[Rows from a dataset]
** Start **

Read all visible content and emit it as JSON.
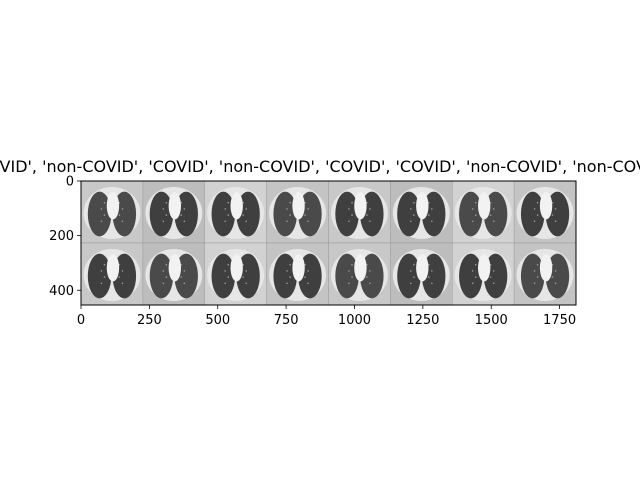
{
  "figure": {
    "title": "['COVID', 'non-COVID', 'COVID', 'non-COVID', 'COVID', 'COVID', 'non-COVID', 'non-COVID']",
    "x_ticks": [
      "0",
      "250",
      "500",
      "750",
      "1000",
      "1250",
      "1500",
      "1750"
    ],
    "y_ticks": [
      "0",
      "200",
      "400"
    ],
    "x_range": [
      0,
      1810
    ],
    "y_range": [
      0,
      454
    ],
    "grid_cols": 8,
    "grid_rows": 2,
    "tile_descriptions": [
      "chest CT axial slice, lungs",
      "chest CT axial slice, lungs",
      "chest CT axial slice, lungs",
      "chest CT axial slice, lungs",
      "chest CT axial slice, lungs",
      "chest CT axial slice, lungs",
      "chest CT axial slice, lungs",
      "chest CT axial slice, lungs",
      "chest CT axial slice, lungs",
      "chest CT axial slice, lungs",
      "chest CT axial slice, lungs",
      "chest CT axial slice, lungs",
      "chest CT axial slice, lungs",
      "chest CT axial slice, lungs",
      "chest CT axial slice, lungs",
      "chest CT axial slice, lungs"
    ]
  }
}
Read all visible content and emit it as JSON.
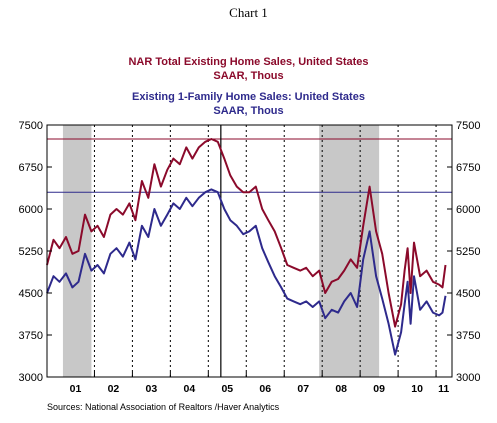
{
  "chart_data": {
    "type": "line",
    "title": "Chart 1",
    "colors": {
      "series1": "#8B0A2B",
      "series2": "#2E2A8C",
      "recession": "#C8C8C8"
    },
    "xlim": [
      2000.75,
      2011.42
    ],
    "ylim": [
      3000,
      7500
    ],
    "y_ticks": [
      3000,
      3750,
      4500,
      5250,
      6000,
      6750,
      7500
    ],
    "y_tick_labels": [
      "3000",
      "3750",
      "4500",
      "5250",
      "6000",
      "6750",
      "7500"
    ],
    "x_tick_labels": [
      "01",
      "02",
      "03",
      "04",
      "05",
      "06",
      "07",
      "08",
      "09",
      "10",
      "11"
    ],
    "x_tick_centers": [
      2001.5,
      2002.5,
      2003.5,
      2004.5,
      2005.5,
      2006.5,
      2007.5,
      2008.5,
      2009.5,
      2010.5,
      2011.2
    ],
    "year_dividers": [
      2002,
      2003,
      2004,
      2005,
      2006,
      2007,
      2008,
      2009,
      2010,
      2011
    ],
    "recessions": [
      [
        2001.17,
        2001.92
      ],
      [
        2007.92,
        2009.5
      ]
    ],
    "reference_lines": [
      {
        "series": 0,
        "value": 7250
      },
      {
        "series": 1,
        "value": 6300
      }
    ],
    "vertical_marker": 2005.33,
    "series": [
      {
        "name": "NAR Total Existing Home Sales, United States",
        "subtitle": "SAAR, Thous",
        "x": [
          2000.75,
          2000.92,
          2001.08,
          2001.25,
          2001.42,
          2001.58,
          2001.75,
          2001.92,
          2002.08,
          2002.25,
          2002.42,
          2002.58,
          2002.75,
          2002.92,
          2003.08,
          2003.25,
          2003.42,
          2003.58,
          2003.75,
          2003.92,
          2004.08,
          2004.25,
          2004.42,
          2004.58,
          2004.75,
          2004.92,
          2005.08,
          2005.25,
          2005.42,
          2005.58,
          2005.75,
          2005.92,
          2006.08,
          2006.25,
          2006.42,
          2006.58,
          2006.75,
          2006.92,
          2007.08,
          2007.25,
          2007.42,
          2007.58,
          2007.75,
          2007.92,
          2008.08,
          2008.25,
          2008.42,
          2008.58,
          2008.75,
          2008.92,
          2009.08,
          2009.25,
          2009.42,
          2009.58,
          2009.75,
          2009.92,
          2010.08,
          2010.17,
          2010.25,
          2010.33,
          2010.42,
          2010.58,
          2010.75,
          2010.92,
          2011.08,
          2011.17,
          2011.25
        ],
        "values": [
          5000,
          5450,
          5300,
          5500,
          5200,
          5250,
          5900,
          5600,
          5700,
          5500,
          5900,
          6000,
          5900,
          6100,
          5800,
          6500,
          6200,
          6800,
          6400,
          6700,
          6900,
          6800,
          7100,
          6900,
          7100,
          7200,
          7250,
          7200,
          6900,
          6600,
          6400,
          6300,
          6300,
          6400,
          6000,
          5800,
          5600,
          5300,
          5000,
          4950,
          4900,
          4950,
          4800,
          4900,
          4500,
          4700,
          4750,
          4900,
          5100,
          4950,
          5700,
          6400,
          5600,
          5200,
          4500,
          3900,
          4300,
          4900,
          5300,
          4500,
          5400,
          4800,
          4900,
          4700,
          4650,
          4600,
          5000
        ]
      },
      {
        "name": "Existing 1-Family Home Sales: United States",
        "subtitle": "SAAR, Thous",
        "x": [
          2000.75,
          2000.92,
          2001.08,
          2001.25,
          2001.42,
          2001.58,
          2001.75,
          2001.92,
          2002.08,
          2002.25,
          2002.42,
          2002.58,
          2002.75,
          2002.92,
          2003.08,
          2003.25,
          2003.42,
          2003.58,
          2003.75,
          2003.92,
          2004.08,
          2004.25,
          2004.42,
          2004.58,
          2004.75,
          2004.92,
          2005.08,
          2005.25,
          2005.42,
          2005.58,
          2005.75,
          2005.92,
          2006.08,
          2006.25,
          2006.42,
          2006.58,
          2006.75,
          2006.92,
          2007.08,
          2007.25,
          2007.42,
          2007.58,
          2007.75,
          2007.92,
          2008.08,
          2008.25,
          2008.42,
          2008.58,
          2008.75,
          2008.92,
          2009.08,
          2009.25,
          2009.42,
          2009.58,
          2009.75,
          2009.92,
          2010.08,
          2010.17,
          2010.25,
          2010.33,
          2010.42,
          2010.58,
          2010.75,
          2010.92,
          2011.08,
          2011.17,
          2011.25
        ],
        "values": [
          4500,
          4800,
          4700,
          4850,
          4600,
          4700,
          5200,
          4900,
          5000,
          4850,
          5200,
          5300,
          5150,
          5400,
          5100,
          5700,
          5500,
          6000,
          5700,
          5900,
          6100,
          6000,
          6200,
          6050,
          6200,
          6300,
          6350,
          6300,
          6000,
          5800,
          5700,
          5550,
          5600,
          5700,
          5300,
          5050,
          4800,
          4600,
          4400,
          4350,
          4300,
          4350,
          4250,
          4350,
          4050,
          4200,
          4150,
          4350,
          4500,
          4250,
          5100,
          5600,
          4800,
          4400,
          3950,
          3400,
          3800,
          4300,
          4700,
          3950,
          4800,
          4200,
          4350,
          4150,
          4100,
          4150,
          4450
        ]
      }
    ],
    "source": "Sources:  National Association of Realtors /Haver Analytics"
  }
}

** End **
** Start **

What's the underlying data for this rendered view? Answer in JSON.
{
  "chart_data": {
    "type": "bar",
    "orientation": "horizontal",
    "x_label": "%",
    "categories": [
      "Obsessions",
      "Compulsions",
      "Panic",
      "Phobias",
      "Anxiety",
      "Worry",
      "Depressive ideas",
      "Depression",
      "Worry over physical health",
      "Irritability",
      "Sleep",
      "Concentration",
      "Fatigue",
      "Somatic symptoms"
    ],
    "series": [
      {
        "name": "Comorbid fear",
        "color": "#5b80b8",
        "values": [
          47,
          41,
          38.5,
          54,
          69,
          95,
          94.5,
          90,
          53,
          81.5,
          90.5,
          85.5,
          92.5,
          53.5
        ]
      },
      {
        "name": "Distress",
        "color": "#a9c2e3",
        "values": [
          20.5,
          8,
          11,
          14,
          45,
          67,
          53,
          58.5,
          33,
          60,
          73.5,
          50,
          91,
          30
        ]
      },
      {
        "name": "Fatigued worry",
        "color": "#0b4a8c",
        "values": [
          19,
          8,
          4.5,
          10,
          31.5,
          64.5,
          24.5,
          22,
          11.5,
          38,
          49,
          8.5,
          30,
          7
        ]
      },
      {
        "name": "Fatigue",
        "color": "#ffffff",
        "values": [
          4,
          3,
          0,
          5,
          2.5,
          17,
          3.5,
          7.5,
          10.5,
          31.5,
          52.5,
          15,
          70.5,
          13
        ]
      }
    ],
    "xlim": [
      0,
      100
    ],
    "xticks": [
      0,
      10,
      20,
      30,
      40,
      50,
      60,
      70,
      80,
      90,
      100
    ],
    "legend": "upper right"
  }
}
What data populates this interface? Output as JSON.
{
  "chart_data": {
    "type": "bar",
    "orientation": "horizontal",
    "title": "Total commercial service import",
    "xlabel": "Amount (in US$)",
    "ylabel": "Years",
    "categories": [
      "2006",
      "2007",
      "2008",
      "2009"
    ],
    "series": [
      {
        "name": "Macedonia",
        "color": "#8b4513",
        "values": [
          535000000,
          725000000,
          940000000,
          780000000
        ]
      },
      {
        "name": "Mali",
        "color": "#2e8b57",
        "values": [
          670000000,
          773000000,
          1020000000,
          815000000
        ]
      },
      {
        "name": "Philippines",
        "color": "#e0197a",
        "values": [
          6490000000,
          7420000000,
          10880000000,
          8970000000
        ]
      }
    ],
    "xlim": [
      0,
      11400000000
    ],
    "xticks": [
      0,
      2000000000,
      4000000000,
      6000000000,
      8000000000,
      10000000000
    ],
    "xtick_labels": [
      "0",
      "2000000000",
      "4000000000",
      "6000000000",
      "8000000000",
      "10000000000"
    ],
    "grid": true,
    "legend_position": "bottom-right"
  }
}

** End **
** Start **

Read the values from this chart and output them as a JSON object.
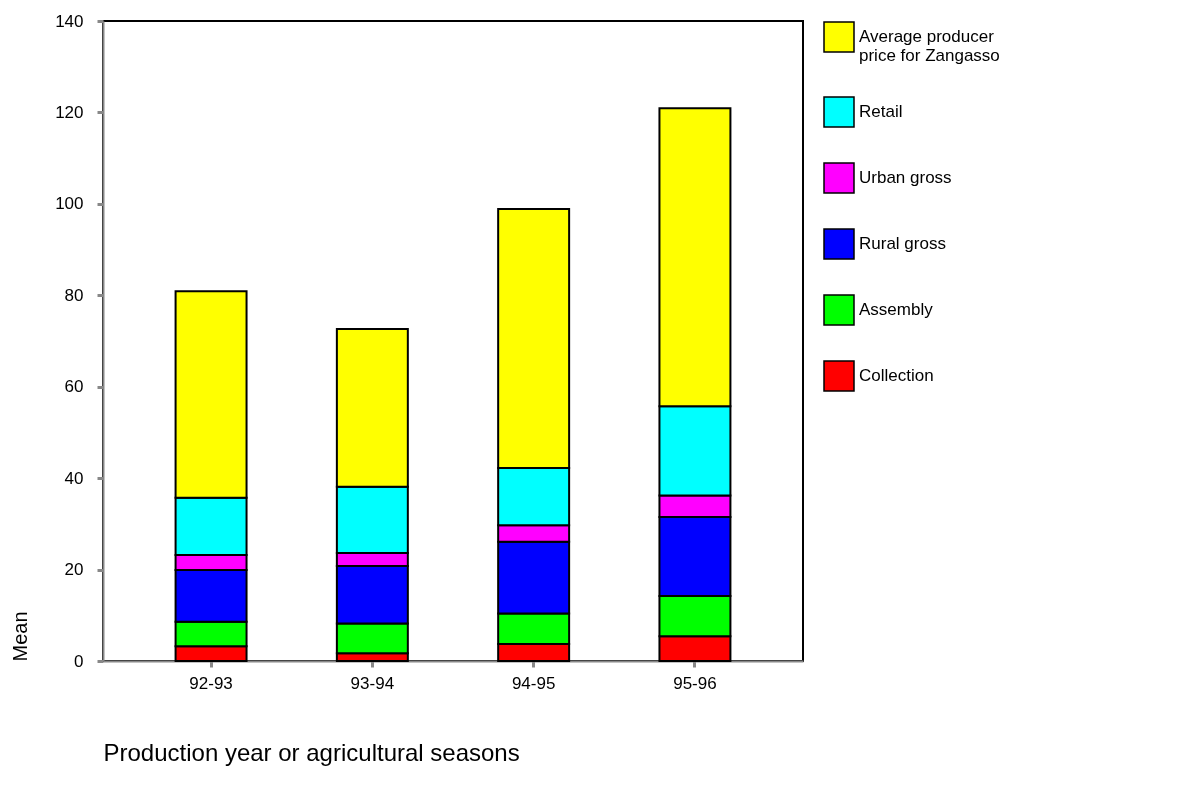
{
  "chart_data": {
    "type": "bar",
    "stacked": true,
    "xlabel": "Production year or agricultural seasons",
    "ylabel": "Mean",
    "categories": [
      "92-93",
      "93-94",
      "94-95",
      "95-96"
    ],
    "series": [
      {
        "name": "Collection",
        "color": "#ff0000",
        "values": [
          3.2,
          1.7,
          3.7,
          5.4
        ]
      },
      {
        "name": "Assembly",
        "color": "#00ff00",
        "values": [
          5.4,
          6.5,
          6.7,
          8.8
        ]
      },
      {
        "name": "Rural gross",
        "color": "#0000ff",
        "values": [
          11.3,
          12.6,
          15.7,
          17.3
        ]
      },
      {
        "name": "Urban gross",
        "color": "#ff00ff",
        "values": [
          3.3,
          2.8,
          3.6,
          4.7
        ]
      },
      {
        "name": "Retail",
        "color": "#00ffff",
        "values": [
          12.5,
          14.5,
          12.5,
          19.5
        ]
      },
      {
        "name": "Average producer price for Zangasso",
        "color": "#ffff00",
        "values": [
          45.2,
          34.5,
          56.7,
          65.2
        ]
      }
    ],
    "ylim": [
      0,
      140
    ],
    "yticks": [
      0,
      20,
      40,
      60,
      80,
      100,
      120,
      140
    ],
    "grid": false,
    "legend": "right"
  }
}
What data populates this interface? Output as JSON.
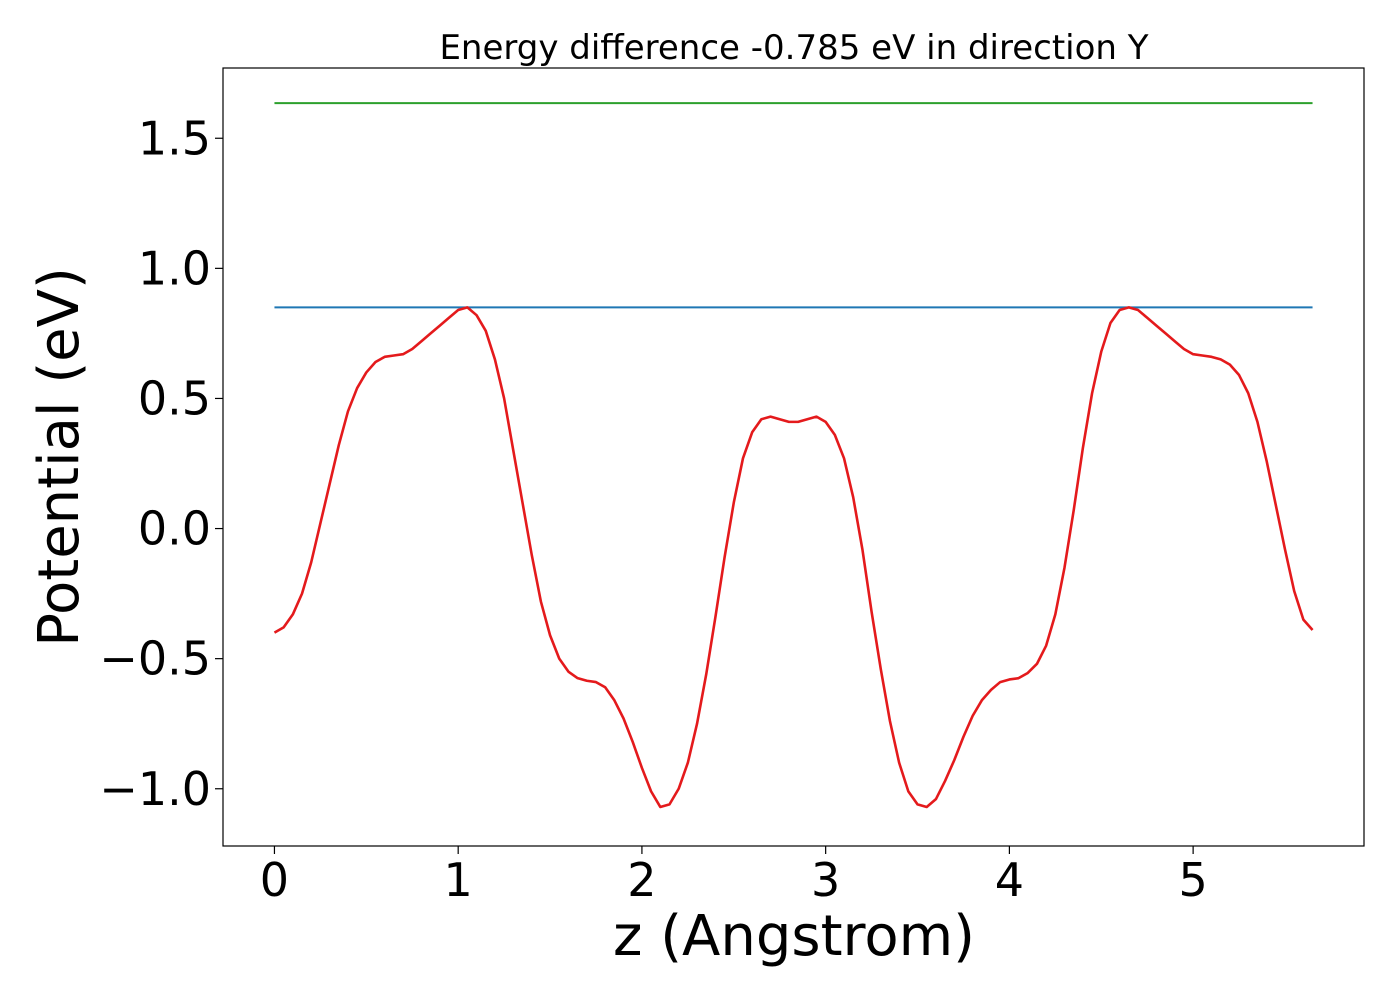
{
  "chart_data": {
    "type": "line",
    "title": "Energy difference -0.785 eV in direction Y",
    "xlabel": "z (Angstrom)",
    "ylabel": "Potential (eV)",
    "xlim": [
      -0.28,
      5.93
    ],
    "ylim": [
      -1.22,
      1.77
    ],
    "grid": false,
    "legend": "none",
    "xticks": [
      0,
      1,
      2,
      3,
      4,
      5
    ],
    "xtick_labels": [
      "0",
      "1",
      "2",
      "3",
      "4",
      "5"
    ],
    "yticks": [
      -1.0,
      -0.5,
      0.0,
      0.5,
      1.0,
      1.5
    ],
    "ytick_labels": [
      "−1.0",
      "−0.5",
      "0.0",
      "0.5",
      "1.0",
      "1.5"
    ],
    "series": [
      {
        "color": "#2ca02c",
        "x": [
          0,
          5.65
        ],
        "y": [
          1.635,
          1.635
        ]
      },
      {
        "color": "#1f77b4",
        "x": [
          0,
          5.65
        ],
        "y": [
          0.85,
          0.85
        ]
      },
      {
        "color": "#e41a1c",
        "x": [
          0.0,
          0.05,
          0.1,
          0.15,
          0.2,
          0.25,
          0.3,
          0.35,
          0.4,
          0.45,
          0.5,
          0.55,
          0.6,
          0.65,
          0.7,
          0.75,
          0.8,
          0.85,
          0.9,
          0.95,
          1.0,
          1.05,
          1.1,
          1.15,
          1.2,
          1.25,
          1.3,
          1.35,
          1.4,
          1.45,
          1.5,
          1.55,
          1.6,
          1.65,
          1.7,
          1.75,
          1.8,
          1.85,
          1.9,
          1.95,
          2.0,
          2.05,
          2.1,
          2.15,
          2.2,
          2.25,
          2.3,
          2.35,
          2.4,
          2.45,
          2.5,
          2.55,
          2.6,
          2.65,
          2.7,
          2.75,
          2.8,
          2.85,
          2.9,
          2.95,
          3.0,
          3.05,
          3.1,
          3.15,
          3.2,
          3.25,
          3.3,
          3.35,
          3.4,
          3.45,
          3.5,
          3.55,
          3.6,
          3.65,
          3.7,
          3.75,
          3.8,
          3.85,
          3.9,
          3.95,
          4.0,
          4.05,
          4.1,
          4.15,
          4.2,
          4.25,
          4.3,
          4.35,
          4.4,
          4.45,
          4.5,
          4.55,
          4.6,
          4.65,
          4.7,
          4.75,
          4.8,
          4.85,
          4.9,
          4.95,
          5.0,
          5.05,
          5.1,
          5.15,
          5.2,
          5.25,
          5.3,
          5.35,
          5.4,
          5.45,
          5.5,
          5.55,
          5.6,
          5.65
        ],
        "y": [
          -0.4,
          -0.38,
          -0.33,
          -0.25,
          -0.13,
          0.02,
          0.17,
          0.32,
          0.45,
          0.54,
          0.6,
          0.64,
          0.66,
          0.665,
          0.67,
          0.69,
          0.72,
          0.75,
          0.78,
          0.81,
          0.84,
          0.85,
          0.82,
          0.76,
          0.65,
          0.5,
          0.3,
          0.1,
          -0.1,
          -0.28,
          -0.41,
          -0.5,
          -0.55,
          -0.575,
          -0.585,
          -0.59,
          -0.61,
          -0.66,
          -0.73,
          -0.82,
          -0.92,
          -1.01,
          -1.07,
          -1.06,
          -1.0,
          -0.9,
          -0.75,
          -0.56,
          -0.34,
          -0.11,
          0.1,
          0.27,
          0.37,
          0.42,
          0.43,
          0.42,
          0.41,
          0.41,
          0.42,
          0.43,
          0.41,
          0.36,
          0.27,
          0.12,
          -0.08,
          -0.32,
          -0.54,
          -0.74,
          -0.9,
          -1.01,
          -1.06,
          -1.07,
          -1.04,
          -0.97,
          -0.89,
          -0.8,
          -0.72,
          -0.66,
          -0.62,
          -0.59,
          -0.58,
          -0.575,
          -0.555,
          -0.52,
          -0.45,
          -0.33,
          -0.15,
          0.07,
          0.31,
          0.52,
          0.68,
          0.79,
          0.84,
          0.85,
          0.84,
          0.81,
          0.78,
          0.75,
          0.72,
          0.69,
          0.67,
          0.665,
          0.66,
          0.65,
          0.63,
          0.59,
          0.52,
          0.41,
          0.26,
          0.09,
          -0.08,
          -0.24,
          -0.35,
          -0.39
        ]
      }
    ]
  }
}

** End **

» **SET EXERCISE**
Copy all lines of the listing above that contain the string "United".

» **TASK RESPONSE**
        "name": "NAR Total Existing Home Sales, United States",
        "name": "Existing 1-Family Home Sales: United States",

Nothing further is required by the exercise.